Aufgaben:
1) Nenne alle Figuren und Gegenstände, die die beispielhaft beschriebene Karikatur im Text über Karikaturen zeigt.
2) Schreibe aus dem Text über Karikaturen den Abschnitt ab, der mit den Worten „Ist auf einer“ anfängt und nach „Überzeugungskraft.“ endet.

Textauszug:
☆ ☆ ☆ ☆ ☆

Was ich in Zeitungen und
Zeitschriften besonders gern mag, sind Karikaturen.
Auf einer guten Karikatur
sieht man mit einem Blick, was Sache ist.
Ein Leitartikel braucht
oft eine halbe Seite und mehr, um den gleichen Sachverhalt darzulegen.
Ist auf einer Karikatur
z. B. ein siebenköpfiges Ungeheuer abgebildet und ein bekannter
Politiker schlägt mit dem Schwert darauf ein, weiß jeder sofort: die
Versuche des Politikers, ein Problem in den Griff zu kriegen, sind zwar
wacker, aber doch vergeblich.
Ein Bild hat unmittelbare
Überzeugungskraft.
Eine pointierte Zeichnung
vermittelt ein Aha-Erlebnis.

☆ ☆ ☆ ☆ ☆

Vorliegende Daten:
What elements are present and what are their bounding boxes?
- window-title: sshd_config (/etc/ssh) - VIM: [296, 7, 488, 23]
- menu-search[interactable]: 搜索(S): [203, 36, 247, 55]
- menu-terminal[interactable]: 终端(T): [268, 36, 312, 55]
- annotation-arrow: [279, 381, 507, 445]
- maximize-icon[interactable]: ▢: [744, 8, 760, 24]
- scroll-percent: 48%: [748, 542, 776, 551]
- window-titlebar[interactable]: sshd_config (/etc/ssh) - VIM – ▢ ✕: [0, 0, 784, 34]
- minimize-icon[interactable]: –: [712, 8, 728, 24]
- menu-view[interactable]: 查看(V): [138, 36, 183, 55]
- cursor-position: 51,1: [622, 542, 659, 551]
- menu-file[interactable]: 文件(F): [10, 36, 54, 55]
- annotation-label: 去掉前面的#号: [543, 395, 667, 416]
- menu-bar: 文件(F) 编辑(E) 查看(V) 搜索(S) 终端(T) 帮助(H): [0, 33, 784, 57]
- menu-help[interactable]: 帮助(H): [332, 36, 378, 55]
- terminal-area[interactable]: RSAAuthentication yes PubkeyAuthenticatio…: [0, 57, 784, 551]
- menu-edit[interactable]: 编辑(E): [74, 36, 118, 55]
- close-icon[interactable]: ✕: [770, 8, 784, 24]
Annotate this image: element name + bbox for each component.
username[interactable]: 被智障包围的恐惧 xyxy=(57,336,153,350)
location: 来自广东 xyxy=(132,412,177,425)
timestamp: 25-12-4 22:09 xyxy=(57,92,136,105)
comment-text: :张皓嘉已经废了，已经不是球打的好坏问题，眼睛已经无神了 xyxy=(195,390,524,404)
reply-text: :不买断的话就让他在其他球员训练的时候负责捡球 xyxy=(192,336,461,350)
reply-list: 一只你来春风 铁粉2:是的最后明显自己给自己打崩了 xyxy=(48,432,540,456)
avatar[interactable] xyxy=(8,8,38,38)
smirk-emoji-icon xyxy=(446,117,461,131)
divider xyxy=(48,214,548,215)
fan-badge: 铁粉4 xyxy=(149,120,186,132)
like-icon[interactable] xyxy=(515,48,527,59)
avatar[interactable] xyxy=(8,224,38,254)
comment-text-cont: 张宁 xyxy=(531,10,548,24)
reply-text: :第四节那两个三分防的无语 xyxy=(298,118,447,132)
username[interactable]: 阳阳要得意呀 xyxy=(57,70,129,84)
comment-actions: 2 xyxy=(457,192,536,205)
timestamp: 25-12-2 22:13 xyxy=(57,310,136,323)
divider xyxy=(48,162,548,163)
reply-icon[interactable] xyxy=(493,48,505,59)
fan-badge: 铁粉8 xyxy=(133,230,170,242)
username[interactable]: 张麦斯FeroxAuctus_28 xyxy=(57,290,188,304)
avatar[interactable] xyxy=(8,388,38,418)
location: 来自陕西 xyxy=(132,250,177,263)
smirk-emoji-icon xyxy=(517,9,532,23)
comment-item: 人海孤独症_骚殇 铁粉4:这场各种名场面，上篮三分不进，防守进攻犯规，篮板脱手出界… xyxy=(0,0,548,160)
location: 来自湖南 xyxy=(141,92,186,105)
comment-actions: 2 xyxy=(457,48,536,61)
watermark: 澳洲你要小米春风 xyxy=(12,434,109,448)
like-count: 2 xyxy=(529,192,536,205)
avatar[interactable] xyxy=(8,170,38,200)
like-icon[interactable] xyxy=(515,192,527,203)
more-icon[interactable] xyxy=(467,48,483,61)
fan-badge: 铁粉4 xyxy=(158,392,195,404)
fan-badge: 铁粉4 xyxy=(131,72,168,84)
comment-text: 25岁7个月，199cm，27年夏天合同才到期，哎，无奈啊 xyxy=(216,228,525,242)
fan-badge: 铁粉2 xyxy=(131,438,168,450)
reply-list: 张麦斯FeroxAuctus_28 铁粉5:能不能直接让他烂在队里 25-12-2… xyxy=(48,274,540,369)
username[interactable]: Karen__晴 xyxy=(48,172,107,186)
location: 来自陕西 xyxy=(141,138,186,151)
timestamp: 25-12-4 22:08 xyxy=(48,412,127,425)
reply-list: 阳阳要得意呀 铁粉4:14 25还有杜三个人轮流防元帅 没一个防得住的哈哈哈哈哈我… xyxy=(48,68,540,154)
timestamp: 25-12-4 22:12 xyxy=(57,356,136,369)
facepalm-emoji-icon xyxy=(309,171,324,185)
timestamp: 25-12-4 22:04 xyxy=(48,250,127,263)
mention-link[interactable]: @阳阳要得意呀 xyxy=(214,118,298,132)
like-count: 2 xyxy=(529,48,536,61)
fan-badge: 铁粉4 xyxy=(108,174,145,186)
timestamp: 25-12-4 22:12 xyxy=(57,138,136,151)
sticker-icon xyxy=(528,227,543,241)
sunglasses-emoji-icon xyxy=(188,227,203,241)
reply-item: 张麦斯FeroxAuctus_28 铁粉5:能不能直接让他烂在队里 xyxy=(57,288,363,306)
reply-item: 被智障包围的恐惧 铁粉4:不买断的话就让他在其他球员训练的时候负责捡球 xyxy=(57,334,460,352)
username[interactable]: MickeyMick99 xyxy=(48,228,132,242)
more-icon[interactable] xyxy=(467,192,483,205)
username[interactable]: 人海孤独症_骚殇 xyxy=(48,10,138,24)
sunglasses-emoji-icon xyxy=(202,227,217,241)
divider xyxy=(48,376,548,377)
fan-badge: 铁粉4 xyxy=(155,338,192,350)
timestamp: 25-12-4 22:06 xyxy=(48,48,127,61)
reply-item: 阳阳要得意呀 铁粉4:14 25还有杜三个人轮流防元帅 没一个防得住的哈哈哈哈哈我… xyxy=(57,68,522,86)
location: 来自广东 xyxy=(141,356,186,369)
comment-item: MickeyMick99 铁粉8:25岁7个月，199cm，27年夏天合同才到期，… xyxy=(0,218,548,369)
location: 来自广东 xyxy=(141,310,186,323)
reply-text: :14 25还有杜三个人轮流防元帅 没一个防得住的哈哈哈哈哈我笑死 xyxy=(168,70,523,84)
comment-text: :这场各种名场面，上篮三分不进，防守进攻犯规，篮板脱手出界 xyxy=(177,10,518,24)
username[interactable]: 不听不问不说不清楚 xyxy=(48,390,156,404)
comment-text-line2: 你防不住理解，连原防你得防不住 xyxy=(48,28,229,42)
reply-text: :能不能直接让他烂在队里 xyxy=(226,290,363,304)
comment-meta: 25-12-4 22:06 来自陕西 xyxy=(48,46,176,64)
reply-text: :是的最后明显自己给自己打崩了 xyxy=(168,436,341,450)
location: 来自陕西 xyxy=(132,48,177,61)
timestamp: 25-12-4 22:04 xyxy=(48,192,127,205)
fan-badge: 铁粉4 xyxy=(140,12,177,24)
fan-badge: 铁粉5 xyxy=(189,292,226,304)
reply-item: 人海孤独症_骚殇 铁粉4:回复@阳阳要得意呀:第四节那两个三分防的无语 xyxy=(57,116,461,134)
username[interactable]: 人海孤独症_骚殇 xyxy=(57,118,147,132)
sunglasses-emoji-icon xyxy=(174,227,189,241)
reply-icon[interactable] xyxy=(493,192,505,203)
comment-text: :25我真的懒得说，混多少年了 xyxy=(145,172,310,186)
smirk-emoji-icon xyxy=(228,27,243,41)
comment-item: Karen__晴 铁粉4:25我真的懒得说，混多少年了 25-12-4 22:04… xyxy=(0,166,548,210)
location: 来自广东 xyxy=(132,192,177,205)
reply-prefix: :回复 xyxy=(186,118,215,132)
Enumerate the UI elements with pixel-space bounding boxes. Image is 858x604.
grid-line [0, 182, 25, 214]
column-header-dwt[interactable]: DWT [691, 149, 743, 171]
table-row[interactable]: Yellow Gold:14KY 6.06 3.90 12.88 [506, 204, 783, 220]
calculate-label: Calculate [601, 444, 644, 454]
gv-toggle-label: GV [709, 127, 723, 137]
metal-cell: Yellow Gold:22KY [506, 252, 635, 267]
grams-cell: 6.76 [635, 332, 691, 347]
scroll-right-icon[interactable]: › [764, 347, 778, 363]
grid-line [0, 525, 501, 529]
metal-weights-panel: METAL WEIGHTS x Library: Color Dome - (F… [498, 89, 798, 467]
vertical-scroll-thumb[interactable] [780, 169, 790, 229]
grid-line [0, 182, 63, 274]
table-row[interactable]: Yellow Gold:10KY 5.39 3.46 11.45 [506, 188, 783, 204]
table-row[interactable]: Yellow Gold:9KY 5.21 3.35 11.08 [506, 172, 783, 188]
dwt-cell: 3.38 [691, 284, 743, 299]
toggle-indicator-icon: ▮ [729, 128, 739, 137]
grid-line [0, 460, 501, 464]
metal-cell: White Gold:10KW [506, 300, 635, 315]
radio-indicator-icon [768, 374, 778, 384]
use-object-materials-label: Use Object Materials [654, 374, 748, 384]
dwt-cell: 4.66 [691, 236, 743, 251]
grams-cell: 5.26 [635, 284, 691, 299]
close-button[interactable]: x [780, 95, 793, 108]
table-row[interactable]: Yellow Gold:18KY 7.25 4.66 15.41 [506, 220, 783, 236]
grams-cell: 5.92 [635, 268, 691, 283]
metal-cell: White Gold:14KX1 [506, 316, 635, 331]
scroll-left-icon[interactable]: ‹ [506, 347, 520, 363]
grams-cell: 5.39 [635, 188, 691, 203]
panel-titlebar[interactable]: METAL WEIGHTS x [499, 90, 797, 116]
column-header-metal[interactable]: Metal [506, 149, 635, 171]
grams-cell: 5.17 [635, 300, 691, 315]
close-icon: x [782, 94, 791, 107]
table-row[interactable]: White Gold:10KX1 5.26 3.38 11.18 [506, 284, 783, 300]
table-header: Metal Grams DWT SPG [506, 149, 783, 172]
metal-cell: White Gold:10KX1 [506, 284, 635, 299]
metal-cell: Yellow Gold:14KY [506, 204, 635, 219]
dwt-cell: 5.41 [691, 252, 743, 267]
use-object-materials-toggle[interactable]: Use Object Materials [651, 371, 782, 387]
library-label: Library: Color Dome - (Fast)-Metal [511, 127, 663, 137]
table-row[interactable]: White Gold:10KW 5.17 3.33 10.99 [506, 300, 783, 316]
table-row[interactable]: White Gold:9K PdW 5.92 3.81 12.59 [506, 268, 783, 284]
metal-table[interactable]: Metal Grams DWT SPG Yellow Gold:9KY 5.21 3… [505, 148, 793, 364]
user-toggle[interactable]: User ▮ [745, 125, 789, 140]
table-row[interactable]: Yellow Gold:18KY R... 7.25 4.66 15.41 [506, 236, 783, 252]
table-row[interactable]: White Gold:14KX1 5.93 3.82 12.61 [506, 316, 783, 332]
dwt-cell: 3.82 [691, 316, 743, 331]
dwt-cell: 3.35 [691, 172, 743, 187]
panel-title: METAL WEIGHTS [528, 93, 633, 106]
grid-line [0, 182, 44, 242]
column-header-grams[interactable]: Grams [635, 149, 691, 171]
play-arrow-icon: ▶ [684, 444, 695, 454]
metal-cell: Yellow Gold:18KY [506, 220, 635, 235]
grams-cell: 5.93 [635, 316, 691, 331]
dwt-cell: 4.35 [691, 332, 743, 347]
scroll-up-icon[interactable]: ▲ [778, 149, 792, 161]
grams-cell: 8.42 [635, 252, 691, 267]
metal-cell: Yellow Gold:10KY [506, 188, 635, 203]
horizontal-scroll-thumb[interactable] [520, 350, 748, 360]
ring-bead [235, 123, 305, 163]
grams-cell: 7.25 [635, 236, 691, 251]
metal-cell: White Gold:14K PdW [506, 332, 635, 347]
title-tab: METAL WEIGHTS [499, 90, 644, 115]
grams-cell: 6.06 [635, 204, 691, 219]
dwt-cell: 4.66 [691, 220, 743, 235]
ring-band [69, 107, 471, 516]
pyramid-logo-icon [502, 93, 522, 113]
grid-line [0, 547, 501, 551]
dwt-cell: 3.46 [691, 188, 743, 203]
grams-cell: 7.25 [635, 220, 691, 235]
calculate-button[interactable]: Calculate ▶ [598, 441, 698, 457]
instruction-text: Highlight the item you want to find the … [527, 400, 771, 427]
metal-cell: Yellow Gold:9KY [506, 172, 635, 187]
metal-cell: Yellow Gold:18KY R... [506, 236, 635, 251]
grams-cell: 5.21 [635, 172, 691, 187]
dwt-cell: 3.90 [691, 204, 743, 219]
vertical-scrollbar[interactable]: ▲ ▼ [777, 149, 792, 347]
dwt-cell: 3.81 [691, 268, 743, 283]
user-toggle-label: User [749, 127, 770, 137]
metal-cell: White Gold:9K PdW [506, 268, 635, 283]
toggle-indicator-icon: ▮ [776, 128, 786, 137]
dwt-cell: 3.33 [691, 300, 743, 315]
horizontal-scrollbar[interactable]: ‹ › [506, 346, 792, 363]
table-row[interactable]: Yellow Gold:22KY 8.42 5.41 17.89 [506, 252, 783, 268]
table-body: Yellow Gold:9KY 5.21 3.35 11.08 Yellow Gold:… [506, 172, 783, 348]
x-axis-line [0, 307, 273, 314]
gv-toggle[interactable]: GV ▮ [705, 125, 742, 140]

☆ ☆ ☆ ☆ ☆

Lösungen:
1) ein siebenköpfiges Ungeheuer, ein bekannter Politiker, ein Schwert

2)
Ist auf einer Karikatur
z. B. ein siebenköpfiges Ungeheuer abgebildet und ein bekannter
Politiker schlägt mit dem Schwert darauf ein, weiß jeder sofort: die
Versuche des Politikers, ein Problem in den Griff zu kriegen, sind zwar
wacker, aber doch vergeblich.
Ein Bild hat unmittelbare
Überzeugungskraft.